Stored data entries
========

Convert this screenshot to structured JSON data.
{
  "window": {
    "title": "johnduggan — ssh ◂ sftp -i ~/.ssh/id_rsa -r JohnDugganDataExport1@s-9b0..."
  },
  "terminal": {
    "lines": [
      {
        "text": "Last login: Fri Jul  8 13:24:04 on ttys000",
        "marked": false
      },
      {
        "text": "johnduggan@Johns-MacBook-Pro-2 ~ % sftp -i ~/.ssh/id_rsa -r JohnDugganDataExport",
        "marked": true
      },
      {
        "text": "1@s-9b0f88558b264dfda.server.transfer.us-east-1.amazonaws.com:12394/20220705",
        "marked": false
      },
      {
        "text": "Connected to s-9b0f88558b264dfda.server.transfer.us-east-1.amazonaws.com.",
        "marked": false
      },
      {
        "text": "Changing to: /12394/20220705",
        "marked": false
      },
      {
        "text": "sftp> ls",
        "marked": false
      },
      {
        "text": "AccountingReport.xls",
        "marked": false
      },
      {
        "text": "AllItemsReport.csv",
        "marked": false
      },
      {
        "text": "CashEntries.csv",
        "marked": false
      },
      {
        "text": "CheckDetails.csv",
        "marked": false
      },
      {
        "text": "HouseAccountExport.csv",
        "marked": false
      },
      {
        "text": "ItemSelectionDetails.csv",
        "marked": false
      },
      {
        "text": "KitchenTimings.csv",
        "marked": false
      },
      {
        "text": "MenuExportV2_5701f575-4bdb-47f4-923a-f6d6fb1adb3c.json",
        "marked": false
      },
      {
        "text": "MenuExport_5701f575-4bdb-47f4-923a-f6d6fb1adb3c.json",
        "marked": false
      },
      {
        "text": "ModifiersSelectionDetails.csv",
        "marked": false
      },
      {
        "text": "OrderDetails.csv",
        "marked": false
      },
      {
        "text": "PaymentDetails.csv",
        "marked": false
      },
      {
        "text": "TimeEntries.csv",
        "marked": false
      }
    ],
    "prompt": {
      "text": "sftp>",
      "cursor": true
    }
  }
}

========

Transcribe the material above word for word.

• REPLY
Convert this screenshot to structured JSON data.
{
  "window": {
    "title": "johnduggan — ssh ◂ sftp -i ~/.ssh/id_rsa -r JohnDugganDataExport1@s-9b0..."
  },
  "terminal": {
    "lines": [
      {
        "text": "Last login: Fri Jul  8 13:24:04 on ttys000",
        "marked": false
      },
      {
        "text": "johnduggan@Johns-MacBook-Pro-2 ~ % sftp -i ~/.ssh/id_rsa -r JohnDugganDataExport",
        "marked": true
      },
      {
        "text": "1@s-9b0f88558b264dfda.server.transfer.us-east-1.amazonaws.com:12394/20220705",
        "marked": false
      },
      {
        "text": "Connected to s-9b0f88558b264dfda.server.transfer.us-east-1.amazonaws.com.",
        "marked": false
      },
      {
        "text": "Changing to: /12394/20220705",
        "marked": false
      },
      {
        "text": "sftp> ls",
        "marked": false
      },
      {
        "text": "AccountingReport.xls",
        "marked": false
      },
      {
        "text": "AllItemsReport.csv",
        "marked": false
      },
      {
        "text": "CashEntries.csv",
        "marked": false
      },
      {
        "text": "CheckDetails.csv",
        "marked": false
      },
      {
        "text": "HouseAccountExport.csv",
        "marked": false
      },
      {
        "text": "ItemSelectionDetails.csv",
        "marked": false
      },
      {
        "text": "KitchenTimings.csv",
        "marked": false
      },
      {
        "text": "MenuExportV2_5701f575-4bdb-47f4-923a-f6d6fb1adb3c.json",
        "marked": false
      },
      {
        "text": "MenuExport_5701f575-4bdb-47f4-923a-f6d6fb1adb3c.json",
        "marked": false
      },
      {
        "text": "ModifiersSelectionDetails.csv",
        "marked": false
      },
      {
        "text": "OrderDetails.csv",
        "marked": false
      },
      {
        "text": "PaymentDetails.csv",
        "marked": false
      },
      {
        "text": "TimeEntries.csv",
        "marked": false
      }
    ],
    "prompt": {
      "text": "sftp>",
      "cursor": true
    }
  }
}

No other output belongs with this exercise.